**Goal**
Your task is to filter the data below down to the lines holding "thất".

**Records**
..............................

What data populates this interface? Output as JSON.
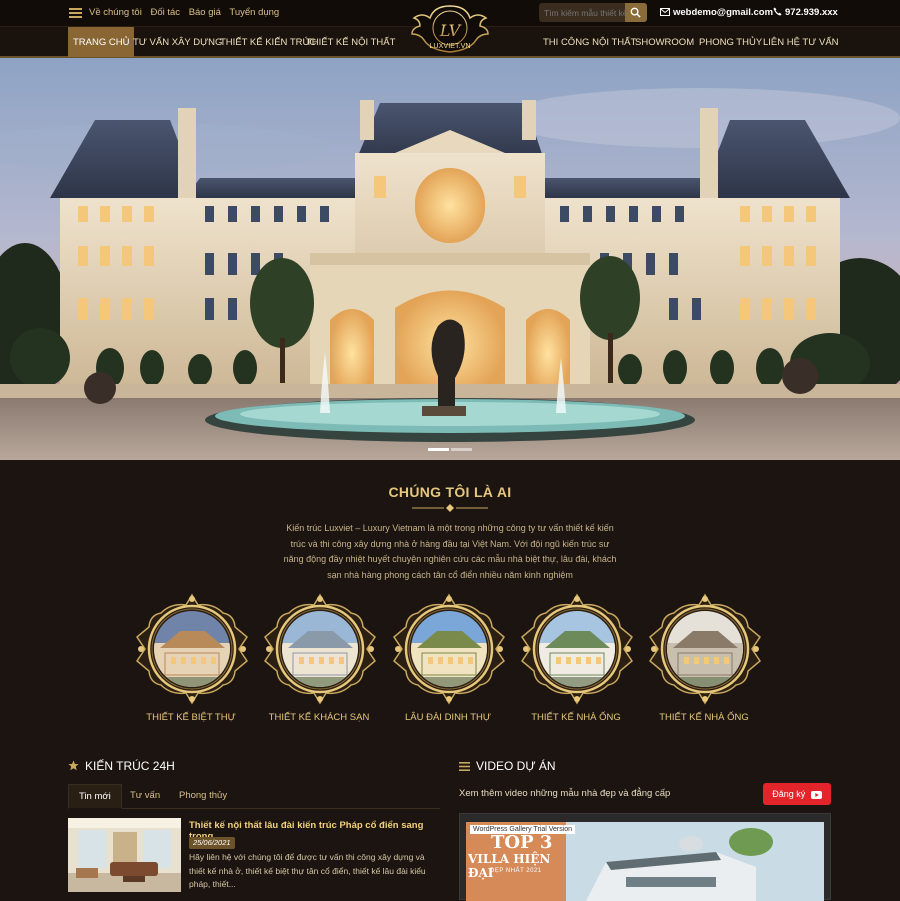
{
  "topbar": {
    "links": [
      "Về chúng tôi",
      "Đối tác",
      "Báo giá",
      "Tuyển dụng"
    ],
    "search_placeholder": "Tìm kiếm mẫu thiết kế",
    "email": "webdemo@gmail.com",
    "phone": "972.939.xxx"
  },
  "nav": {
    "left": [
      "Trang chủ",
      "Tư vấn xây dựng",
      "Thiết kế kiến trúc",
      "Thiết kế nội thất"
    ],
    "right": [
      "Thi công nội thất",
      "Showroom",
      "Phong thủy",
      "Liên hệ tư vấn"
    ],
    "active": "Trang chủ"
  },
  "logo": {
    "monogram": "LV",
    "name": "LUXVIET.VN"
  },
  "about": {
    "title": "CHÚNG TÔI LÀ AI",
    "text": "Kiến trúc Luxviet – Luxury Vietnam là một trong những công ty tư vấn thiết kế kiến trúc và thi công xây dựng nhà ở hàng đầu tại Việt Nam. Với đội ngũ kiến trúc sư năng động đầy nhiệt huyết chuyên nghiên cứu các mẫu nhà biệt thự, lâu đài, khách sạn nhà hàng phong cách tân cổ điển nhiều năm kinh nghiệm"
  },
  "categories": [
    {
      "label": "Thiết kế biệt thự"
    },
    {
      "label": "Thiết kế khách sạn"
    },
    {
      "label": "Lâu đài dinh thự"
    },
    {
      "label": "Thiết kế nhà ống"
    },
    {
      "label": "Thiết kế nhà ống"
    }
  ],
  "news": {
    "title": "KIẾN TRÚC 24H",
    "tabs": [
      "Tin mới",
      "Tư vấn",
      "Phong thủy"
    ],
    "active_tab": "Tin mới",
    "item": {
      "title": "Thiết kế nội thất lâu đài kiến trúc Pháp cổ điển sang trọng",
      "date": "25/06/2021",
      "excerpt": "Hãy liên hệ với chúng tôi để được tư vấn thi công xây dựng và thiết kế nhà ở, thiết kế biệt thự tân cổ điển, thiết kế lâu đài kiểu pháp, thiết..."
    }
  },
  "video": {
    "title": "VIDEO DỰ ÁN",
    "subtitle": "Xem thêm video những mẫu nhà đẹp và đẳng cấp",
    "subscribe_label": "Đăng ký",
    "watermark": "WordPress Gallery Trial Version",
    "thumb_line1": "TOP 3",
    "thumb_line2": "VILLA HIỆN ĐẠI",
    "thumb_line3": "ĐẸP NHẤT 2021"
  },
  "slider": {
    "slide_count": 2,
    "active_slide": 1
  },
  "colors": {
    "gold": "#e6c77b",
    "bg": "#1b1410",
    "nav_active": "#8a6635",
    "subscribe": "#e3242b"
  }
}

..............................

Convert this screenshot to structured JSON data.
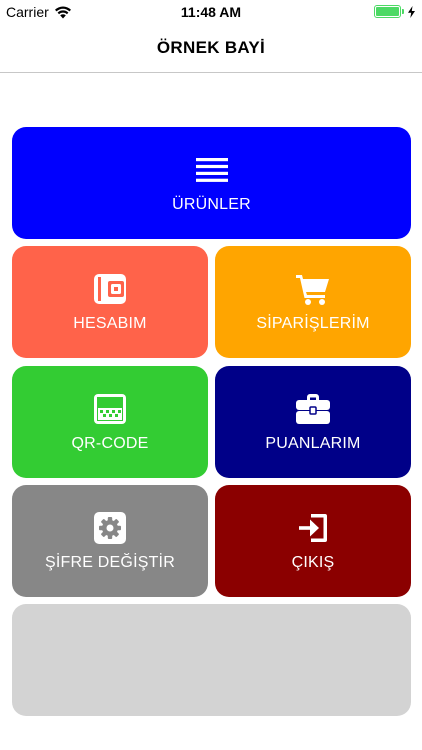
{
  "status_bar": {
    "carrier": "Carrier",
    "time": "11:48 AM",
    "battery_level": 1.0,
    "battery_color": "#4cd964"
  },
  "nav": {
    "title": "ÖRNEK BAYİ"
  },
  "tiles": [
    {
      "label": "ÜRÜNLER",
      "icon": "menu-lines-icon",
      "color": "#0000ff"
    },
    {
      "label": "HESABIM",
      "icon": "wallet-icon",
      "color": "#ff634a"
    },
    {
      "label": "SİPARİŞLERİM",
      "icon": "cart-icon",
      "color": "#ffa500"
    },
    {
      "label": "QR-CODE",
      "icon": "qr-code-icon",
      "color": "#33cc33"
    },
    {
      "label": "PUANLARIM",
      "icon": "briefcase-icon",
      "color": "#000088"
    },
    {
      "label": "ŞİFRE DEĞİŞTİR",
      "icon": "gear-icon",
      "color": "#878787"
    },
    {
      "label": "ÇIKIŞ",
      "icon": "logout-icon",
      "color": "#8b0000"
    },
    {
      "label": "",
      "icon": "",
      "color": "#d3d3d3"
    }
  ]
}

..............................

**Solution**
      "Thiết kế nội thất"
      "Thi công nội thất",
      "title": "Thiết kế nội thất lâu đài kiến trúc Pháp cổ điển sang trọng",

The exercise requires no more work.